Dataset entries:
....

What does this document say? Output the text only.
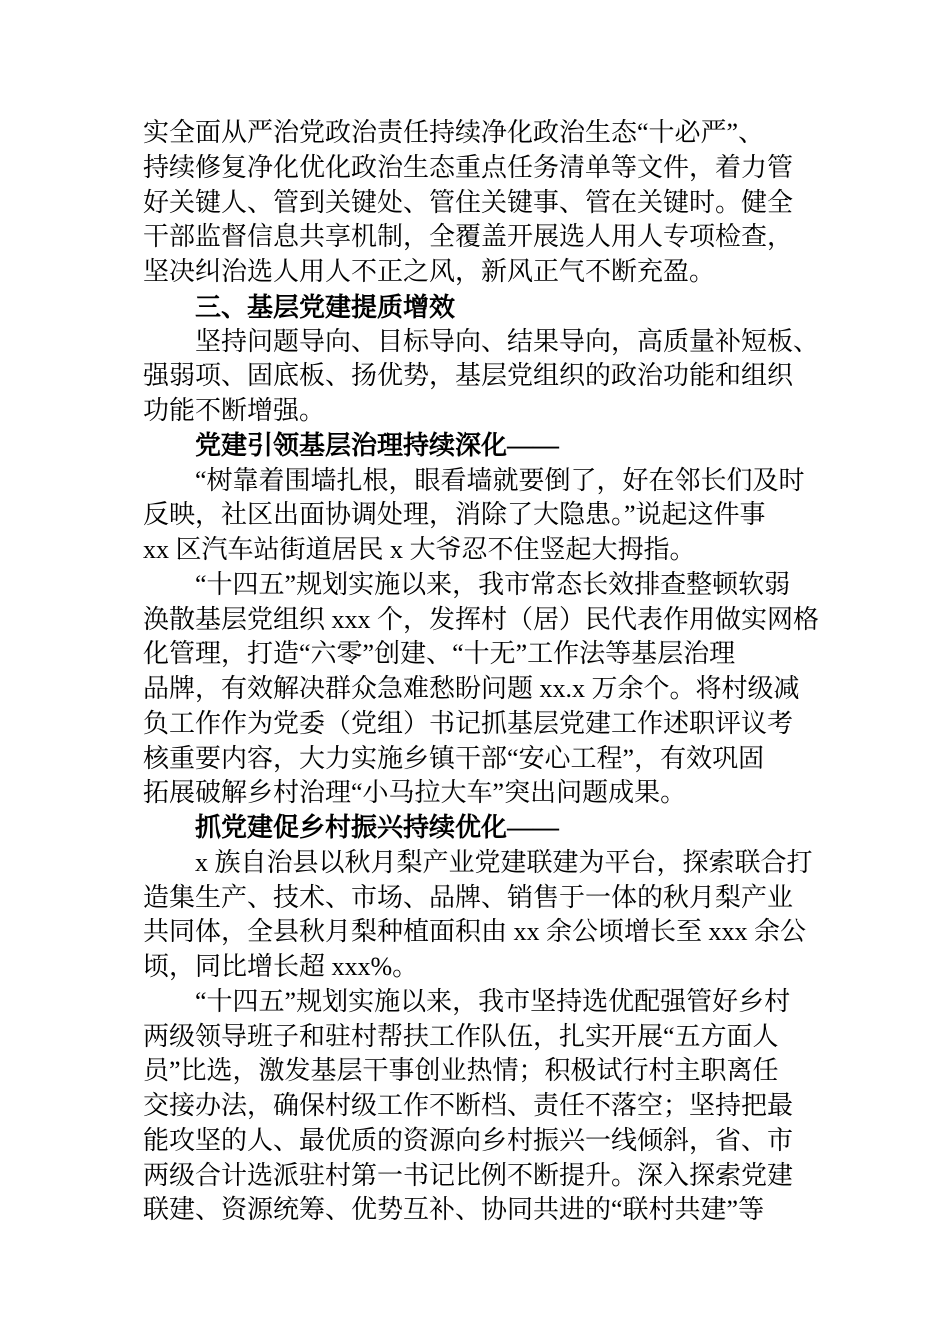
实全面从严治党政治责任持续净化政治生态“十必严”、
持续修复净化优化政治生态重点任务清单等文件，着力管
好关键人、管到关键处、管住关键事、管在关键时。健全
干部监督信息共享机制，全覆盖开展选人用人专项检查，
坚决纠治选人用人不正之风，新风正气不断充盈。
三、基层党建提质增效
坚持问题导向、目标导向、结果导向，高质量补短板、
强弱项、固底板、扬优势，基层党组织的政治功能和组织
功能不断增强。
党建引领基层治理持续深化——
“树靠着围墙扎根，眼看墙就要倒了，好在邻长们及时
反映，社区出面协调处理，消除了大隐患。”说起这件事
xx 区汽车站街道居民 x 大爷忍不住竖起大拇指。
“十四五”规划实施以来，我市常态长效排查整顿软弱
涣散基层党组织 xxx 个，发挥村（居）民代表作用做实网格
化管理，打造“六零”创建、“十无”工作法等基层治理
品牌，有效解决群众急难愁盼问题 xx.x 万余个。将村级减
负工作作为党委（党组）书记抓基层党建工作述职评议考
核重要内容，大力实施乡镇干部“安心工程”，有效巩固
拓展破解乡村治理“小马拉大车”突出问题成果。
抓党建促乡村振兴持续优化——
x 族自治县以秋月梨产业党建联建为平台，探索联合打
造集生产、技术、市场、品牌、销售于一体的秋月梨产业
共同体，全县秋月梨种植面积由 xx 余公顷增长至 xxx 余公
顷，同比增长超 xxx%。
“十四五”规划实施以来，我市坚持选优配强管好乡村
两级领导班子和驻村帮扶工作队伍，扎实开展“五方面人
员”比选，激发基层干事创业热情；积极试行村主职离任
交接办法，确保村级工作不断档、责任不落空；坚持把最
能攻坚的人、最优质的资源向乡村振兴一线倾斜，省、市
两级合计选派驻村第一书记比例不断提升。深入探索党建
联建、资源统筹、优势互补、协同共进的“联村共建”等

....

**The request:** Show the lines of the records that include the string "规划实施以来".

**Answer for this exercise:**
“十四五”规划实施以来，我市常态长效排查整顿软弱
“十四五”规划实施以来，我市坚持选优配强管好乡村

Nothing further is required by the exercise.